═══ Data for this task ═══

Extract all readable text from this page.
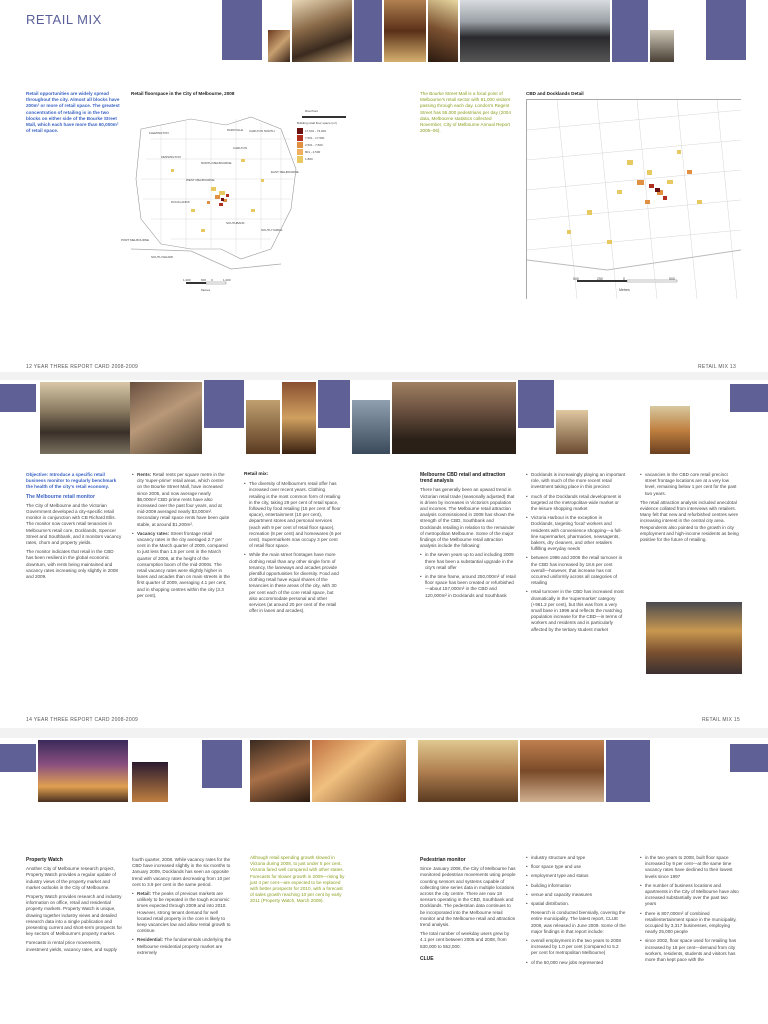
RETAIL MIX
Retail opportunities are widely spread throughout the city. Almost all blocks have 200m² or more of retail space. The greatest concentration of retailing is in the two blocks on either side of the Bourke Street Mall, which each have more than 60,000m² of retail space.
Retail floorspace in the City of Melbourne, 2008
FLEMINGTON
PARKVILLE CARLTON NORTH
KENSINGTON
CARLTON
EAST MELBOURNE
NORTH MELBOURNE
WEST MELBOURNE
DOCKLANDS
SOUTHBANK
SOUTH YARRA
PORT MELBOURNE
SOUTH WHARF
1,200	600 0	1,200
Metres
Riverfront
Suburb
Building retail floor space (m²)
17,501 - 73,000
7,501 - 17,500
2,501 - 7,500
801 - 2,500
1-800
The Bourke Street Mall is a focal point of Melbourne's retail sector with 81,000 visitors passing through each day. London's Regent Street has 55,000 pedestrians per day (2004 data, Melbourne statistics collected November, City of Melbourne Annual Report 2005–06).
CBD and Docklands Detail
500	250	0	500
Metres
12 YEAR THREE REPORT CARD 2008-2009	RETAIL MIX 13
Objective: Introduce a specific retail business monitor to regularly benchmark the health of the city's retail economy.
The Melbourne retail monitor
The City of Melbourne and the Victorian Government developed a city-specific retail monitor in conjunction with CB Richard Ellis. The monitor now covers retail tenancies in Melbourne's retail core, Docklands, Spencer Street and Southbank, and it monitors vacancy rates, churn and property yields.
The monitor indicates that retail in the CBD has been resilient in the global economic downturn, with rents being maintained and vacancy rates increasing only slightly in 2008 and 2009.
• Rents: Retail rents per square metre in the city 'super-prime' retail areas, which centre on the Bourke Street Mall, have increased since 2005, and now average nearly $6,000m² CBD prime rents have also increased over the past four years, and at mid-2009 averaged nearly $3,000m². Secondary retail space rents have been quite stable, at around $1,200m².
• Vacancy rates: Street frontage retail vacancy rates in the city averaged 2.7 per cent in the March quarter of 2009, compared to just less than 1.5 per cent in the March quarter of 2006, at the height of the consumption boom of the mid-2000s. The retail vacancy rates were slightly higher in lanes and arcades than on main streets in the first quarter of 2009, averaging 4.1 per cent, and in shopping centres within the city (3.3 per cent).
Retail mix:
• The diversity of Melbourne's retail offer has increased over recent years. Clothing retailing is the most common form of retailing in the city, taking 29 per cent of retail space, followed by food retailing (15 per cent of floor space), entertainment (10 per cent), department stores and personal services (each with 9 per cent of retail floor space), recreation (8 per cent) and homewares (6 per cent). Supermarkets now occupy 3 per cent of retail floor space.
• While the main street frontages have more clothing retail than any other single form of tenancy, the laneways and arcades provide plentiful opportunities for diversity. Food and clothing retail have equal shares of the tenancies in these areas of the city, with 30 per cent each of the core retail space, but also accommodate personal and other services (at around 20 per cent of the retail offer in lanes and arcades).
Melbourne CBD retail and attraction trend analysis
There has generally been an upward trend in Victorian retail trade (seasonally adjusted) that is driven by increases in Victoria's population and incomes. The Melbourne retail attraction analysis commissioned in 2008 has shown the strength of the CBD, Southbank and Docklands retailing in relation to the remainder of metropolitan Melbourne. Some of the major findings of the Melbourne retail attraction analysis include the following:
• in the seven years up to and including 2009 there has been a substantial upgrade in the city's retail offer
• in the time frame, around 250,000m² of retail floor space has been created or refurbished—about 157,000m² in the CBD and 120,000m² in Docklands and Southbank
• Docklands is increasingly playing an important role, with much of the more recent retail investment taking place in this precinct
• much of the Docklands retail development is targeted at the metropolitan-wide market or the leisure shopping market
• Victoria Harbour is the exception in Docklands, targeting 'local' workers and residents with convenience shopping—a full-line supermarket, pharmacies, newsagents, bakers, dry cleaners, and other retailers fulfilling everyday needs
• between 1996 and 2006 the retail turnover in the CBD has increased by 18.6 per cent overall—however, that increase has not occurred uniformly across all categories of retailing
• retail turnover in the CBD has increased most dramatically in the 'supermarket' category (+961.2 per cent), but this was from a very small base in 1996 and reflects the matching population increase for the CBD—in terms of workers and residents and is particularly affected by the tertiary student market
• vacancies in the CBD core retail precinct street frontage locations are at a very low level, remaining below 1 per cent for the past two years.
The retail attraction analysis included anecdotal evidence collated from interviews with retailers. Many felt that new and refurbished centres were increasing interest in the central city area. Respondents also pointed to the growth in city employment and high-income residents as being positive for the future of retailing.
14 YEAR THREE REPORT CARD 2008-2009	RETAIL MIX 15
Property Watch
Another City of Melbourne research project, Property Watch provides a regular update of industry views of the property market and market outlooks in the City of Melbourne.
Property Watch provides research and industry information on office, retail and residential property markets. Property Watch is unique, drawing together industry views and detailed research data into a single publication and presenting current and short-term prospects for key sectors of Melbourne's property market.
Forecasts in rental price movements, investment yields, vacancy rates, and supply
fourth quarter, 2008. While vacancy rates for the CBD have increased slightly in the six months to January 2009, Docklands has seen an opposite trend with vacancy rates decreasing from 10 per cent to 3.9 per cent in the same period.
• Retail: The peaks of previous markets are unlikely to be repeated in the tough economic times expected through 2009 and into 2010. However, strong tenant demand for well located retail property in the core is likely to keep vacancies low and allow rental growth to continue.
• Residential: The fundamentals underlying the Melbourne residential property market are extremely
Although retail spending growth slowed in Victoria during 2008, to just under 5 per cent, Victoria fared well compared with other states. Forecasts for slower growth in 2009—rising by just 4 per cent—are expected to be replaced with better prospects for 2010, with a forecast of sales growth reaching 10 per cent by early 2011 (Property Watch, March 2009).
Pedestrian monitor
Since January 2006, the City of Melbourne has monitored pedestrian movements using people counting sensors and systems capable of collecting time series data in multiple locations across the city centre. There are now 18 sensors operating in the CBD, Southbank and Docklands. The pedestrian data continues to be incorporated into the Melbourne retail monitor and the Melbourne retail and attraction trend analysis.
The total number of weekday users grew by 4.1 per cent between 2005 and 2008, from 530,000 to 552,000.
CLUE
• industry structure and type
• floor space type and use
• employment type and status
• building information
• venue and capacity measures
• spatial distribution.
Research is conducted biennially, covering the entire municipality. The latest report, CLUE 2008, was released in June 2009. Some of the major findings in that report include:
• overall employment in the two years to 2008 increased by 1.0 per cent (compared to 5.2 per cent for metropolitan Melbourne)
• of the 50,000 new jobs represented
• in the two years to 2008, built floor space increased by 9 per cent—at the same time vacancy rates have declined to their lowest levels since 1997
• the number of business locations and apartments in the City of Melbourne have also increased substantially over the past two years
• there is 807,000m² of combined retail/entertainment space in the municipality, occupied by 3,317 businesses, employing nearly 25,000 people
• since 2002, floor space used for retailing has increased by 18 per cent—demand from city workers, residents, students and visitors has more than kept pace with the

═══

What needs to be done
Extract every line from the records above that contains the word "rental".

Task response
Forecasts in rental price movements, investment yields, vacancy rates, and supply
• Retail: The peaks of previous markets are unlikely to be repeated in the tough economic times expected through 2009 and into 2010. However, strong tenant demand for well located retail property in the core is likely to keep vacancies low and allow rental growth to continue.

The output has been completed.